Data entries
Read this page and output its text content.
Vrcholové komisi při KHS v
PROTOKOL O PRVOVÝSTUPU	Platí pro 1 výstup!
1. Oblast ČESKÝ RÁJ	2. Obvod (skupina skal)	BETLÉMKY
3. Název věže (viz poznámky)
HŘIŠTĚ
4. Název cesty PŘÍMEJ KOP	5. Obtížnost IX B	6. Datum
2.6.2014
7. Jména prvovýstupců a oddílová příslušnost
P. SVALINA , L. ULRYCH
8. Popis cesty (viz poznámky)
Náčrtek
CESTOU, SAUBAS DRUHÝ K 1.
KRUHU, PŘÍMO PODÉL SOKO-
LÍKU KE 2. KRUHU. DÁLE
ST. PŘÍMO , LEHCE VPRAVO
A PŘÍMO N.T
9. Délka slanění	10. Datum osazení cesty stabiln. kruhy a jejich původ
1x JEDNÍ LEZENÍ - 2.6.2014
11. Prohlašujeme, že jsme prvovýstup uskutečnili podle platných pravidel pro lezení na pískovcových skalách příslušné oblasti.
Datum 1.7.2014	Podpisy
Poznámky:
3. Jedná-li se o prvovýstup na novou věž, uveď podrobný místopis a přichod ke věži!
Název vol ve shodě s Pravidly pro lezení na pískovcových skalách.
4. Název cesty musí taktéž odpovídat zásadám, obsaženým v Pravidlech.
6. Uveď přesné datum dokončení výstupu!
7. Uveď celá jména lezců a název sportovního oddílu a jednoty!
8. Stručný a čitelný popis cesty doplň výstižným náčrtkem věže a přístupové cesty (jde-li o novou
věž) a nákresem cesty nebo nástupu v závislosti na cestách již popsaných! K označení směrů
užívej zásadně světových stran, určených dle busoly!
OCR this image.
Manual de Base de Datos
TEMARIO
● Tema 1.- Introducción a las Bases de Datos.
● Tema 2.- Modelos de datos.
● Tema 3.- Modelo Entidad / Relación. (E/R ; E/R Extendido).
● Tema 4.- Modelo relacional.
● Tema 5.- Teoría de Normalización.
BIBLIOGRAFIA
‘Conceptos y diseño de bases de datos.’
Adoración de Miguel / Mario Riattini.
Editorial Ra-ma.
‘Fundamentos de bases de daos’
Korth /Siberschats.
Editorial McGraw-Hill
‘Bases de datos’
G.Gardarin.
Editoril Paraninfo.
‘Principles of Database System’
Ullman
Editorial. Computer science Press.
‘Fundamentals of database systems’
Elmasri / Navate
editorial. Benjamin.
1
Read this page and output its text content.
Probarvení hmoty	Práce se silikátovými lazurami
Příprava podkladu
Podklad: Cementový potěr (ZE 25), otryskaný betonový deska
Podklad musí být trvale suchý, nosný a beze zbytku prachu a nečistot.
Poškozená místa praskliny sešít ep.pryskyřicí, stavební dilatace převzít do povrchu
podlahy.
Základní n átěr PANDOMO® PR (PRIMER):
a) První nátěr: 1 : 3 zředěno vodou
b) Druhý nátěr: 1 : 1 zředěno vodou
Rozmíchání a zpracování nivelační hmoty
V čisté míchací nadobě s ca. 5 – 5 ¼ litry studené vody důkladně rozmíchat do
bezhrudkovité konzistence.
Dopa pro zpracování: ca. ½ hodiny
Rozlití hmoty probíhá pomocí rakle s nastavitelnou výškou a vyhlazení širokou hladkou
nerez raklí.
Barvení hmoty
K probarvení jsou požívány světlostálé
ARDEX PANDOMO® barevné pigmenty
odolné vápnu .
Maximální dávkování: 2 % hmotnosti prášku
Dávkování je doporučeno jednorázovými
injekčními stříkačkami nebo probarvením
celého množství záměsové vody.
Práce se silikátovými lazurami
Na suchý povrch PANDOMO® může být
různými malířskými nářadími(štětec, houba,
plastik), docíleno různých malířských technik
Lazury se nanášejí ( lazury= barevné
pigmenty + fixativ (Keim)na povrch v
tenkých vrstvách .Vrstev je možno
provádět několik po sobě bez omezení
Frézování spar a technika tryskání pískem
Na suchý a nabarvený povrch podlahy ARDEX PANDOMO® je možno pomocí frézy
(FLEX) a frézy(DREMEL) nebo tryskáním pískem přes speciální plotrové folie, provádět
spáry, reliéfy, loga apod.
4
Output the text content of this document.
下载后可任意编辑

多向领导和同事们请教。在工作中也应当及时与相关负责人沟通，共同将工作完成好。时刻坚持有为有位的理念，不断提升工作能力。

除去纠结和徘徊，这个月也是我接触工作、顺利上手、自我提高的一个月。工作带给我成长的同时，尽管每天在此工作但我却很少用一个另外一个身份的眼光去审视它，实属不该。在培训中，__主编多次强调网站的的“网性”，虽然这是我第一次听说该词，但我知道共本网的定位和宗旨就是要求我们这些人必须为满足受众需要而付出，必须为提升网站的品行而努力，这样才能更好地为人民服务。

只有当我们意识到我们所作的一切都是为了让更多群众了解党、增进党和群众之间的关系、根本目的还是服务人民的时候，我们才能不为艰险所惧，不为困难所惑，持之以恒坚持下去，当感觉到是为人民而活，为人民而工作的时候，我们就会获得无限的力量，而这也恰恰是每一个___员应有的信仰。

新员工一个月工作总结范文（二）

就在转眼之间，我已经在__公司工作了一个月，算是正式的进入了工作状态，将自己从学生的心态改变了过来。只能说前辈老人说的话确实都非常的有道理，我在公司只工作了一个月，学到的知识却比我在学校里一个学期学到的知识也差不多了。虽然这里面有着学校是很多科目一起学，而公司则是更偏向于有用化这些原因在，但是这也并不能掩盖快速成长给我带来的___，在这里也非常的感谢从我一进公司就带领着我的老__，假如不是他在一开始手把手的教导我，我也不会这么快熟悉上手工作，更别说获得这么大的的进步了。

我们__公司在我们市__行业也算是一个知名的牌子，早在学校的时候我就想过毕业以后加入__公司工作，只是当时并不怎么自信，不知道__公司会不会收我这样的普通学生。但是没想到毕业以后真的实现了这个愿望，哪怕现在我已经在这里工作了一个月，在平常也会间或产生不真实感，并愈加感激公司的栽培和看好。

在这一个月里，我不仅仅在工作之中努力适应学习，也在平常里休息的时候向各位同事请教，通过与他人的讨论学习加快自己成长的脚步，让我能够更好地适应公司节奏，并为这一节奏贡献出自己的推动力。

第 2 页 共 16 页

(Your instructions): Retype the whole listing above exactly.

(Written answer):
Read this page and output its text content.
Vrcholové komisi při KHS v
PROTOKOL O PRVOVÝSTUPU	Platí pro 1 výstup!
1. Oblast ČESKÝ RÁJ	2. Obvod (skupina skal)	BETLÉMKY
3. Název věže (viz poznámky)
HŘIŠTĚ
4. Název cesty PŘÍMEJ KOP	5. Obtížnost IX B	6. Datum
2.6.2014
7. Jména prvovýstupců a oddílová příslušnost
P. SVALINA , L. ULRYCH
8. Popis cesty (viz poznámky)
Náčrtek
CESTOU, SAUBAS DRUHÝ K 1.
KRUHU, PŘÍMO PODÉL SOKO-
LÍKU KE 2. KRUHU. DÁLE
ST. PŘÍMO , LEHCE VPRAVO
A PŘÍMO N.T
9. Délka slanění	10. Datum osazení cesty stabiln. kruhy a jejich původ
1x JEDNÍ LEZENÍ - 2.6.2014
11. Prohlašujeme, že jsme prvovýstup uskutečnili podle platných pravidel pro lezení na pískovcových skalách příslušné oblasti.
Datum 1.7.2014	Podpisy
Poznámky:
3. Jedná-li se o prvovýstup na novou věž, uveď podrobný místopis a přichod ke věži!
Název vol ve shodě s Pravidly pro lezení na pískovcových skalách.
4. Název cesty musí taktéž odpovídat zásadám, obsaženým v Pravidlech.
6. Uveď přesné datum dokončení výstupu!
7. Uveď celá jména lezců a název sportovního oddílu a jednoty!
8. Stručný a čitelný popis cesty doplň výstižným náčrtkem věže a přístupové cesty (jde-li o novou
věž) a nákresem cesty nebo nástupu v závislosti na cestách již popsaných! K označení směrů
užívej zásadně světových stran, určených dle busoly!
OCR this image.
Manual de Base de Datos
TEMARIO
● Tema 1.- Introducción a las Bases de Datos.
● Tema 2.- Modelos de datos.
● Tema 3.- Modelo Entidad / Relación. (E/R ; E/R Extendido).
● Tema 4.- Modelo relacional.
● Tema 5.- Teoría de Normalización.
BIBLIOGRAFIA
‘Conceptos y diseño de bases de datos.’
Adoración de Miguel / Mario Riattini.
Editorial Ra-ma.
‘Fundamentos de bases de daos’
Korth /Siberschats.
Editorial McGraw-Hill
‘Bases de datos’
G.Gardarin.
Editoril Paraninfo.
‘Principles of Database System’
Ullman
Editorial. Computer science Press.
‘Fundamentals of database systems’
Elmasri / Navate
editorial. Benjamin.
1
Read this page and output its text content.
Probarvení hmoty	Práce se silikátovými lazurami
Příprava podkladu
Podklad: Cementový potěr (ZE 25), otryskaný betonový deska
Podklad musí být trvale suchý, nosný a beze zbytku prachu a nečistot.
Poškozená místa praskliny sešít ep.pryskyřicí, stavební dilatace převzít do povrchu
podlahy.
Základní n átěr PANDOMO® PR (PRIMER):
a) První nátěr: 1 : 3 zředěno vodou
b) Druhý nátěr: 1 : 1 zředěno vodou
Rozmíchání a zpracování nivelační hmoty
V čisté míchací nadobě s ca. 5 – 5 ¼ litry studené vody důkladně rozmíchat do
bezhrudkovité konzistence.
Dopa pro zpracování: ca. ½ hodiny
Rozlití hmoty probíhá pomocí rakle s nastavitelnou výškou a vyhlazení širokou hladkou
nerez raklí.
Barvení hmoty
K probarvení jsou požívány světlostálé
ARDEX PANDOMO® barevné pigmenty
odolné vápnu .
Maximální dávkování: 2 % hmotnosti prášku
Dávkování je doporučeno jednorázovými
injekčními stříkačkami nebo probarvením
celého množství záměsové vody.
Práce se silikátovými lazurami
Na suchý povrch PANDOMO® může být
různými malířskými nářadími(štětec, houba,
plastik), docíleno různých malířských technik
Lazury se nanášejí ( lazury= barevné
pigmenty + fixativ (Keim)na povrch v
tenkých vrstvách .Vrstev je možno
provádět několik po sobě bez omezení
Frézování spar a technika tryskání pískem
Na suchý a nabarvený povrch podlahy ARDEX PANDOMO® je možno pomocí frézy
(FLEX) a frézy(DREMEL) nebo tryskáním pískem přes speciální plotrové folie, provádět
spáry, reliéfy, loga apod.
4
Output the text content of this document.
下载后可任意编辑

多向领导和同事们请教。在工作中也应当及时与相关负责人沟通，共同将工作完成好。时刻坚持有为有位的理念，不断提升工作能力。

除去纠结和徘徊，这个月也是我接触工作、顺利上手、自我提高的一个月。工作带给我成长的同时，尽管每天在此工作但我却很少用一个另外一个身份的眼光去审视它，实属不该。在培训中，__主编多次强调网站的的“网性”，虽然这是我第一次听说该词，但我知道共本网的定位和宗旨就是要求我们这些人必须为满足受众需要而付出，必须为提升网站的品行而努力，这样才能更好地为人民服务。

只有当我们意识到我们所作的一切都是为了让更多群众了解党、增进党和群众之间的关系、根本目的还是服务人民的时候，我们才能不为艰险所惧，不为困难所惑，持之以恒坚持下去，当感觉到是为人民而活，为人民而工作的时候，我们就会获得无限的力量，而这也恰恰是每一个___员应有的信仰。

新员工一个月工作总结范文（二）

就在转眼之间，我已经在__公司工作了一个月，算是正式的进入了工作状态，将自己从学生的心态改变了过来。只能说前辈老人说的话确实都非常的有道理，我在公司只工作了一个月，学到的知识却比我在学校里一个学期学到的知识也差不多了。虽然这里面有着学校是很多科目一起学，而公司则是更偏向于有用化这些原因在，但是这也并不能掩盖快速成长给我带来的___，在这里也非常的感谢从我一进公司就带领着我的老__，假如不是他在一开始手把手的教导我，我也不会这么快熟悉上手工作，更别说获得这么大的的进步了。

我们__公司在我们市__行业也算是一个知名的牌子，早在学校的时候我就想过毕业以后加入__公司工作，只是当时并不怎么自信，不知道__公司会不会收我这样的普通学生。但是没想到毕业以后真的实现了这个愿望，哪怕现在我已经在这里工作了一个月，在平常也会间或产生不真实感，并愈加感激公司的栽培和看好。

在这一个月里，我不仅仅在工作之中努力适应学习，也在平常里休息的时候向各位同事请教，通过与他人的讨论学习加快自己成长的脚步，让我能够更好地适应公司节奏，并为这一节奏贡献出自己的推动力。

第 2 页 共 16 页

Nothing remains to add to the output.